### OBJECTIVE
Each entry must appear again exactly as it does in the source.

Start MATERIAL FOR THIS EXERCISE

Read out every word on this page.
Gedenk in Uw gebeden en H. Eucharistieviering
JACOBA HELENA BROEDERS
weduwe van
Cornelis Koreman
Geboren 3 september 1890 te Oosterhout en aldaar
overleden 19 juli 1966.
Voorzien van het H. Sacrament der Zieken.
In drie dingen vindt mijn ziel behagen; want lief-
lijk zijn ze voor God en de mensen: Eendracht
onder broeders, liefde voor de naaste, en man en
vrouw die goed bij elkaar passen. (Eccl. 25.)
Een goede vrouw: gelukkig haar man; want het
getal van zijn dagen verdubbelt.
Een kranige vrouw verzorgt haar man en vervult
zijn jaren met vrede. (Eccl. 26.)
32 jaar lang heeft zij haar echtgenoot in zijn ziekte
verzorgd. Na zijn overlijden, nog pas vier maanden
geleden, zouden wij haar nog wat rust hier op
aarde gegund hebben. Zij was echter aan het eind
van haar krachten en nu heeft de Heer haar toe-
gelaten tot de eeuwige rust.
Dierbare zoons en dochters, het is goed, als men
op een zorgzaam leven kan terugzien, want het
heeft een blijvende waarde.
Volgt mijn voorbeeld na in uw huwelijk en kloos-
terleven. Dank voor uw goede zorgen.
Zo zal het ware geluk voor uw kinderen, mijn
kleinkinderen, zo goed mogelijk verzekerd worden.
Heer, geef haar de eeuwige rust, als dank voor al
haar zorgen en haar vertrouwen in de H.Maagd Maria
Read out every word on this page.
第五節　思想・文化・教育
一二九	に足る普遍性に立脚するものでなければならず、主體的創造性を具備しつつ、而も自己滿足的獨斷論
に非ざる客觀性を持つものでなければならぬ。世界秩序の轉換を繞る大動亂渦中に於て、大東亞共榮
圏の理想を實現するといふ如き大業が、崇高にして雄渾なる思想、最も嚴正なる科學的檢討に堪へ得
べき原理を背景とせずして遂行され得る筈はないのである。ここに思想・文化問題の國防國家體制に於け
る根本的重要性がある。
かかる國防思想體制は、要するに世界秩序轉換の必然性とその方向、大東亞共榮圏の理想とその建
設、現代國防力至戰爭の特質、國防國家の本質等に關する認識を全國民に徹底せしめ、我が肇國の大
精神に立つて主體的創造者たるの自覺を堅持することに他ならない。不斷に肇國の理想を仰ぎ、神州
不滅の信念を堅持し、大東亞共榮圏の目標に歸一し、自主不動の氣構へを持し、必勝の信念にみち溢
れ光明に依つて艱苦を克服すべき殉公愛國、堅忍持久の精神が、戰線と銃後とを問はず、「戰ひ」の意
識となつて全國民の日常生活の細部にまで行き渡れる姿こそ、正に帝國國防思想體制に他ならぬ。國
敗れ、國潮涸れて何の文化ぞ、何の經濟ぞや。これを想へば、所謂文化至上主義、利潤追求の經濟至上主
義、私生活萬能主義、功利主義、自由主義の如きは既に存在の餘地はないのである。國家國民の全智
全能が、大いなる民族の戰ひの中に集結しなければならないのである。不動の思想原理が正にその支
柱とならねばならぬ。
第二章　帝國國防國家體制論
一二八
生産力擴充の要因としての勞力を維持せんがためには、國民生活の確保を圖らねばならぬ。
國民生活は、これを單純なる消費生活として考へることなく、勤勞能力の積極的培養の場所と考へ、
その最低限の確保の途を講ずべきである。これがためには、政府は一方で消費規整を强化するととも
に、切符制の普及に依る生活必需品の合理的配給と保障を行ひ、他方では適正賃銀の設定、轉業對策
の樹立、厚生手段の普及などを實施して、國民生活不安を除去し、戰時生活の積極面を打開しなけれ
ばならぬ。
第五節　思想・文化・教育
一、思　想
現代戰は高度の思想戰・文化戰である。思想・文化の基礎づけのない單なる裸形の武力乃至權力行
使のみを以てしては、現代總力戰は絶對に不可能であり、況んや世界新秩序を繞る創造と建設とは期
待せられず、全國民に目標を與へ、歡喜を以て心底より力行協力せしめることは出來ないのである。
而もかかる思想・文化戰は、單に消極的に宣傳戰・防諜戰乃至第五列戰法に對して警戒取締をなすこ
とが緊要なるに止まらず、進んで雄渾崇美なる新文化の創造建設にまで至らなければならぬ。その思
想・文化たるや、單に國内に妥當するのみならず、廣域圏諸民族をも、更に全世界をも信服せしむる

End MATERIAL FOR THIS EXERCISE

### FINAL RESULT
Read out every word on this page.
Gedenk in Uw gebeden en H. Eucharistieviering
JACOBA HELENA BROEDERS
weduwe van
Cornelis Koreman
Geboren 3 september 1890 te Oosterhout en aldaar
overleden 19 juli 1966.
Voorzien van het H. Sacrament der Zieken.
In drie dingen vindt mijn ziel behagen; want lief-
lijk zijn ze voor God en de mensen: Eendracht
onder broeders, liefde voor de naaste, en man en
vrouw die goed bij elkaar passen. (Eccl. 25.)
Een goede vrouw: gelukkig haar man; want het
getal van zijn dagen verdubbelt.
Een kranige vrouw verzorgt haar man en vervult
zijn jaren met vrede. (Eccl. 26.)
32 jaar lang heeft zij haar echtgenoot in zijn ziekte
verzorgd. Na zijn overlijden, nog pas vier maanden
geleden, zouden wij haar nog wat rust hier op
aarde gegund hebben. Zij was echter aan het eind
van haar krachten en nu heeft de Heer haar toe-
gelaten tot de eeuwige rust.
Dierbare zoons en dochters, het is goed, als men
op een zorgzaam leven kan terugzien, want het
heeft een blijvende waarde.
Volgt mijn voorbeeld na in uw huwelijk en kloos-
terleven. Dank voor uw goede zorgen.
Zo zal het ware geluk voor uw kinderen, mijn
kleinkinderen, zo goed mogelijk verzekerd worden.
Heer, geef haar de eeuwige rust, als dank voor al
haar zorgen en haar vertrouwen in de H.Maagd Maria
Read out every word on this page.
第五節　思想・文化・教育
一二九	に足る普遍性に立脚するものでなければならず、主體的創造性を具備しつつ、而も自己滿足的獨斷論
に非ざる客觀性を持つものでなければならぬ。世界秩序の轉換を繞る大動亂渦中に於て、大東亞共榮
圏の理想を實現するといふ如き大業が、崇高にして雄渾なる思想、最も嚴正なる科學的檢討に堪へ得
べき原理を背景とせずして遂行され得る筈はないのである。ここに思想・文化問題の國防國家體制に於け
る根本的重要性がある。
かかる國防思想體制は、要するに世界秩序轉換の必然性とその方向、大東亞共榮圏の理想とその建
設、現代國防力至戰爭の特質、國防國家の本質等に關する認識を全國民に徹底せしめ、我が肇國の大
精神に立つて主體的創造者たるの自覺を堅持することに他ならない。不斷に肇國の理想を仰ぎ、神州
不滅の信念を堅持し、大東亞共榮圏の目標に歸一し、自主不動の氣構へを持し、必勝の信念にみち溢
れ光明に依つて艱苦を克服すべき殉公愛國、堅忍持久の精神が、戰線と銃後とを問はず、「戰ひ」の意
識となつて全國民の日常生活の細部にまで行き渡れる姿こそ、正に帝國國防思想體制に他ならぬ。國
敗れ、國潮涸れて何の文化ぞ、何の經濟ぞや。これを想へば、所謂文化至上主義、利潤追求の經濟至上主
義、私生活萬能主義、功利主義、自由主義の如きは既に存在の餘地はないのである。國家國民の全智
全能が、大いなる民族の戰ひの中に集結しなければならないのである。不動の思想原理が正にその支
柱とならねばならぬ。
第二章　帝國國防國家體制論
一二八
生産力擴充の要因としての勞力を維持せんがためには、國民生活の確保を圖らねばならぬ。
國民生活は、これを單純なる消費生活として考へることなく、勤勞能力の積極的培養の場所と考へ、
その最低限の確保の途を講ずべきである。これがためには、政府は一方で消費規整を强化するととも
に、切符制の普及に依る生活必需品の合理的配給と保障を行ひ、他方では適正賃銀の設定、轉業對策
の樹立、厚生手段の普及などを實施して、國民生活不安を除去し、戰時生活の積極面を打開しなけれ
ばならぬ。
第五節　思想・文化・教育
一、思　想
現代戰は高度の思想戰・文化戰である。思想・文化の基礎づけのない單なる裸形の武力乃至權力行
使のみを以てしては、現代總力戰は絶對に不可能であり、況んや世界新秩序を繞る創造と建設とは期
待せられず、全國民に目標を與へ、歡喜を以て心底より力行協力せしめることは出來ないのである。
而もかかる思想・文化戰は、單に消極的に宣傳戰・防諜戰乃至第五列戰法に對して警戒取締をなすこ
とが緊要なるに止まらず、進んで雄渾崇美なる新文化の創造建設にまで至らなければならぬ。その思
想・文化たるや、單に國内に妥當するのみならず、廣域圏諸民族をも、更に全世界をも信服せしむる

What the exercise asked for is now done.